Collected data:
[Begin]

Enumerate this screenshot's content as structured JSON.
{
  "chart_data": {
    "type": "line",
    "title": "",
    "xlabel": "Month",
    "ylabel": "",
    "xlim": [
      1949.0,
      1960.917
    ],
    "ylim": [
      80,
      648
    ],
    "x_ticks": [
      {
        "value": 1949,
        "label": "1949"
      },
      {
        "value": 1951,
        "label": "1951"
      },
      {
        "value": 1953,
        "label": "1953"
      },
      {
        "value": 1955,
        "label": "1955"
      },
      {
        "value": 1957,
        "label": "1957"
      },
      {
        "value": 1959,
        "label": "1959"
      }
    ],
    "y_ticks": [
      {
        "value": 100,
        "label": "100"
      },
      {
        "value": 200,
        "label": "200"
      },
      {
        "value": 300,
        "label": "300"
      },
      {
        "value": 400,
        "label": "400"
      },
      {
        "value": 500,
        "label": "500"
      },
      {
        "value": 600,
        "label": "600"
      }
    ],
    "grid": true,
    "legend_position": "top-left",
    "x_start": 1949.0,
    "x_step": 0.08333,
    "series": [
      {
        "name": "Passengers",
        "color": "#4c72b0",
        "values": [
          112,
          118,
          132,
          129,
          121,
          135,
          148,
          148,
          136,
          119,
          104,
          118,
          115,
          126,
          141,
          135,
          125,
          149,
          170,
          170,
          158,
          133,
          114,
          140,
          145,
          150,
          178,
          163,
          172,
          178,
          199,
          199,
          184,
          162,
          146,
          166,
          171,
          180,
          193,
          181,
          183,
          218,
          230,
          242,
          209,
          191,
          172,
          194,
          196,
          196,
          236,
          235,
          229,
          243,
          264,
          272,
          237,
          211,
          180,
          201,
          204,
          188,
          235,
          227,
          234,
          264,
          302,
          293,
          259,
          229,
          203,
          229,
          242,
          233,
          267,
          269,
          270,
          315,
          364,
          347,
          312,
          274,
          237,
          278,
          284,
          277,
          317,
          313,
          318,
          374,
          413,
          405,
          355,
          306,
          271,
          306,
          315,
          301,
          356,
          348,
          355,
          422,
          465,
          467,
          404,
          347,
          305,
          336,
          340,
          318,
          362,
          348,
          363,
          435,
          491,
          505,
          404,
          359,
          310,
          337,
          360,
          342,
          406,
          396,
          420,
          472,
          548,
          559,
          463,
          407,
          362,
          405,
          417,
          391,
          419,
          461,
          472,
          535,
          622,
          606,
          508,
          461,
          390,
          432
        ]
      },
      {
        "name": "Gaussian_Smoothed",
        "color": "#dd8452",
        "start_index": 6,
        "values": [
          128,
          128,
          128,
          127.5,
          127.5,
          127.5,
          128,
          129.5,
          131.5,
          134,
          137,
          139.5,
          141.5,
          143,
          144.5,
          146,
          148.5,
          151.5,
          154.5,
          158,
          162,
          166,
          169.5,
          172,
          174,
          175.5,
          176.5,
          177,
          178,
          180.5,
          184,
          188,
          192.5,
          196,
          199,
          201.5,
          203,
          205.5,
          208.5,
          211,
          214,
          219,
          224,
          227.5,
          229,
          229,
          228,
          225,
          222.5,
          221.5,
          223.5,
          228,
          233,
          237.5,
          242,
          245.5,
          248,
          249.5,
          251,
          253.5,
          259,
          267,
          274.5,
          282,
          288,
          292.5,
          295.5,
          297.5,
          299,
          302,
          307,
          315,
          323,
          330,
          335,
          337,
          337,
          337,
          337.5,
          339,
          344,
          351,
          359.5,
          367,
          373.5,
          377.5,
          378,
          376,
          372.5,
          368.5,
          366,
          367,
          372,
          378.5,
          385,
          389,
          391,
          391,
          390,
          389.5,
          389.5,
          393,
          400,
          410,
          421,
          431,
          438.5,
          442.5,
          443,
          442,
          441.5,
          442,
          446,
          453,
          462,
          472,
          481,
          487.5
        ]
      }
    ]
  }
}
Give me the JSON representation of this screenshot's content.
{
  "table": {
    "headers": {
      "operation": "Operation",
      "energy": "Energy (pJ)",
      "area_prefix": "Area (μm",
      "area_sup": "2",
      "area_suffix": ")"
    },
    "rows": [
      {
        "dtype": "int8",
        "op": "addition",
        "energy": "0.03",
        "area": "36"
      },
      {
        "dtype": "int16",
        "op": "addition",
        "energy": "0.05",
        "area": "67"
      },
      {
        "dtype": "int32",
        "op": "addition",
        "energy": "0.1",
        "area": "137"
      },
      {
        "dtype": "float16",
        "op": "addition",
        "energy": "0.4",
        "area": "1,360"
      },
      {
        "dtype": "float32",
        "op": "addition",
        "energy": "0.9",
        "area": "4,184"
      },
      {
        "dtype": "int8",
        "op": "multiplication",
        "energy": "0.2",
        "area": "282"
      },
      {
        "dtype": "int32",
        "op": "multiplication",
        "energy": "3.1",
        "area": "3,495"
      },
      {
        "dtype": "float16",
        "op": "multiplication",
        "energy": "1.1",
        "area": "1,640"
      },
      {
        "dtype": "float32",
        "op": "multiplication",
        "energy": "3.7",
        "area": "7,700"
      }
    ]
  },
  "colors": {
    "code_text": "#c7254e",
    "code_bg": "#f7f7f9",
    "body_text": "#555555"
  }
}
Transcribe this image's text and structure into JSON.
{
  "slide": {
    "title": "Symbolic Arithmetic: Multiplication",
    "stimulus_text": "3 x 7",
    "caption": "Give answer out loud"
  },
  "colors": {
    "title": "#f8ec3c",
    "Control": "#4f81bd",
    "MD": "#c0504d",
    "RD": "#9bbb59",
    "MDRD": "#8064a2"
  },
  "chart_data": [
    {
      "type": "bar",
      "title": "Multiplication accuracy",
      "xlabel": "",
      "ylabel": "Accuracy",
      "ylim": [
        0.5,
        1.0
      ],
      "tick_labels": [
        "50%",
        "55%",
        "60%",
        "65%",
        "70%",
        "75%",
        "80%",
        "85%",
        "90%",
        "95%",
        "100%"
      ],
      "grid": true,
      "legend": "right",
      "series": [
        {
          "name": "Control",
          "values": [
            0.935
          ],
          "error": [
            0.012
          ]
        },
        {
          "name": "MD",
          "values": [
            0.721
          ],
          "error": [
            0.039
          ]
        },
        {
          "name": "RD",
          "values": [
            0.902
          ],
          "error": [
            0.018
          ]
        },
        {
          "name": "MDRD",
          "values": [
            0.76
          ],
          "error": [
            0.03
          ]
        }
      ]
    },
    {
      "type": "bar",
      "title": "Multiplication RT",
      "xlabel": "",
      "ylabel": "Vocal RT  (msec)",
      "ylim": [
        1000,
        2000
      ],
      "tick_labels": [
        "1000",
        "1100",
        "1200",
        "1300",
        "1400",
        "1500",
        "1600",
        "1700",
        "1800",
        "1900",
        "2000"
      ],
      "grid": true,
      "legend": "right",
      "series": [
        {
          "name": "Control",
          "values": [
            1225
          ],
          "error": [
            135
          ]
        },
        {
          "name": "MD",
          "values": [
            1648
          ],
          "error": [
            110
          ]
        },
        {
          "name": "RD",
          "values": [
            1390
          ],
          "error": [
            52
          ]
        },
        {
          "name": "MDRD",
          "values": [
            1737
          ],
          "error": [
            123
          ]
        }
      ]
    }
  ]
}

[End]

Each line in the material above must be retyped without alteration.

Result for this task:
Enumerate this screenshot's content as structured JSON.
{
  "chart_data": {
    "type": "line",
    "title": "",
    "xlabel": "Month",
    "ylabel": "",
    "xlim": [
      1949.0,
      1960.917
    ],
    "ylim": [
      80,
      648
    ],
    "x_ticks": [
      {
        "value": 1949,
        "label": "1949"
      },
      {
        "value": 1951,
        "label": "1951"
      },
      {
        "value": 1953,
        "label": "1953"
      },
      {
        "value": 1955,
        "label": "1955"
      },
      {
        "value": 1957,
        "label": "1957"
      },
      {
        "value": 1959,
        "label": "1959"
      }
    ],
    "y_ticks": [
      {
        "value": 100,
        "label": "100"
      },
      {
        "value": 200,
        "label": "200"
      },
      {
        "value": 300,
        "label": "300"
      },
      {
        "value": 400,
        "label": "400"
      },
      {
        "value": 500,
        "label": "500"
      },
      {
        "value": 600,
        "label": "600"
      }
    ],
    "grid": true,
    "legend_position": "top-left",
    "x_start": 1949.0,
    "x_step": 0.08333,
    "series": [
      {
        "name": "Passengers",
        "color": "#4c72b0",
        "values": [
          112,
          118,
          132,
          129,
          121,
          135,
          148,
          148,
          136,
          119,
          104,
          118,
          115,
          126,
          141,
          135,
          125,
          149,
          170,
          170,
          158,
          133,
          114,
          140,
          145,
          150,
          178,
          163,
          172,
          178,
          199,
          199,
          184,
          162,
          146,
          166,
          171,
          180,
          193,
          181,
          183,
          218,
          230,
          242,
          209,
          191,
          172,
          194,
          196,
          196,
          236,
          235,
          229,
          243,
          264,
          272,
          237,
          211,
          180,
          201,
          204,
          188,
          235,
          227,
          234,
          264,
          302,
          293,
          259,
          229,
          203,
          229,
          242,
          233,
          267,
          269,
          270,
          315,
          364,
          347,
          312,
          274,
          237,
          278,
          284,
          277,
          317,
          313,
          318,
          374,
          413,
          405,
          355,
          306,
          271,
          306,
          315,
          301,
          356,
          348,
          355,
          422,
          465,
          467,
          404,
          347,
          305,
          336,
          340,
          318,
          362,
          348,
          363,
          435,
          491,
          505,
          404,
          359,
          310,
          337,
          360,
          342,
          406,
          396,
          420,
          472,
          548,
          559,
          463,
          407,
          362,
          405,
          417,
          391,
          419,
          461,
          472,
          535,
          622,
          606,
          508,
          461,
          390,
          432
        ]
      },
      {
        "name": "Gaussian_Smoothed",
        "color": "#dd8452",
        "start_index": 6,
        "values": [
          128,
          128,
          128,
          127.5,
          127.5,
          127.5,
          128,
          129.5,
          131.5,
          134,
          137,
          139.5,
          141.5,
          143,
          144.5,
          146,
          148.5,
          151.5,
          154.5,
          158,
          162,
          166,
          169.5,
          172,
          174,
          175.5,
          176.5,
          177,
          178,
          180.5,
          184,
          188,
          192.5,
          196,
          199,
          201.5,
          203,
          205.5,
          208.5,
          211,
          214,
          219,
          224,
          227.5,
          229,
          229,
          228,
          225,
          222.5,
          221.5,
          223.5,
          228,
          233,
          237.5,
          242,
          245.5,
          248,
          249.5,
          251,
          253.5,
          259,
          267,
          274.5,
          282,
          288,
          292.5,
          295.5,
          297.5,
          299,
          302,
          307,
          315,
          323,
          330,
          335,
          337,
          337,
          337,
          337.5,
          339,
          344,
          351,
          359.5,
          367,
          373.5,
          377.5,
          378,
          376,
          372.5,
          368.5,
          366,
          367,
          372,
          378.5,
          385,
          389,
          391,
          391,
          390,
          389.5,
          389.5,
          393,
          400,
          410,
          421,
          431,
          438.5,
          442.5,
          443,
          442,
          441.5,
          442,
          446,
          453,
          462,
          472,
          481,
          487.5
        ]
      }
    ]
  }
}
Give me the JSON representation of this screenshot's content.
{
  "table": {
    "headers": {
      "operation": "Operation",
      "energy": "Energy (pJ)",
      "area_prefix": "Area (μm",
      "area_sup": "2",
      "area_suffix": ")"
    },
    "rows": [
      {
        "dtype": "int8",
        "op": "addition",
        "energy": "0.03",
        "area": "36"
      },
      {
        "dtype": "int16",
        "op": "addition",
        "energy": "0.05",
        "area": "67"
      },
      {
        "dtype": "int32",
        "op": "addition",
        "energy": "0.1",
        "area": "137"
      },
      {
        "dtype": "float16",
        "op": "addition",
        "energy": "0.4",
        "area": "1,360"
      },
      {
        "dtype": "float32",
        "op": "addition",
        "energy": "0.9",
        "area": "4,184"
      },
      {
        "dtype": "int8",
        "op": "multiplication",
        "energy": "0.2",
        "area": "282"
      },
      {
        "dtype": "int32",
        "op": "multiplication",
        "energy": "3.1",
        "area": "3,495"
      },
      {
        "dtype": "float16",
        "op": "multiplication",
        "energy": "1.1",
        "area": "1,640"
      },
      {
        "dtype": "float32",
        "op": "multiplication",
        "energy": "3.7",
        "area": "7,700"
      }
    ]
  },
  "colors": {
    "code_text": "#c7254e",
    "code_bg": "#f7f7f9",
    "body_text": "#555555"
  }
}
Transcribe this image's text and structure into JSON.
{
  "slide": {
    "title": "Symbolic Arithmetic: Multiplication",
    "stimulus_text": "3 x 7",
    "caption": "Give answer out loud"
  },
  "colors": {
    "title": "#f8ec3c",
    "Control": "#4f81bd",
    "MD": "#c0504d",
    "RD": "#9bbb59",
    "MDRD": "#8064a2"
  },
  "chart_data": [
    {
      "type": "bar",
      "title": "Multiplication accuracy",
      "xlabel": "",
      "ylabel": "Accuracy",
      "ylim": [
        0.5,
        1.0
      ],
      "tick_labels": [
        "50%",
        "55%",
        "60%",
        "65%",
        "70%",
        "75%",
        "80%",
        "85%",
        "90%",
        "95%",
        "100%"
      ],
      "grid": true,
      "legend": "right",
      "series": [
        {
          "name": "Control",
          "values": [
            0.935
          ],
          "error": [
            0.012
          ]
        },
        {
          "name": "MD",
          "values": [
            0.721
          ],
          "error": [
            0.039
          ]
        },
        {
          "name": "RD",
          "values": [
            0.902
          ],
          "error": [
            0.018
          ]
        },
        {
          "name": "MDRD",
          "values": [
            0.76
          ],
          "error": [
            0.03
          ]
        }
      ]
    },
    {
      "type": "bar",
      "title": "Multiplication RT",
      "xlabel": "",
      "ylabel": "Vocal RT  (msec)",
      "ylim": [
        1000,
        2000
      ],
      "tick_labels": [
        "1000",
        "1100",
        "1200",
        "1300",
        "1400",
        "1500",
        "1600",
        "1700",
        "1800",
        "1900",
        "2000"
      ],
      "grid": true,
      "legend": "right",
      "series": [
        {
          "name": "Control",
          "values": [
            1225
          ],
          "error": [
            135
          ]
        },
        {
          "name": "MD",
          "values": [
            1648
          ],
          "error": [
            110
          ]
        },
        {
          "name": "RD",
          "values": [
            1390
          ],
          "error": [
            52
          ]
        },
        {
          "name": "MDRD",
          "values": [
            1737
          ],
          "error": [
            123
          ]
        }
      ]
    }
  ]
}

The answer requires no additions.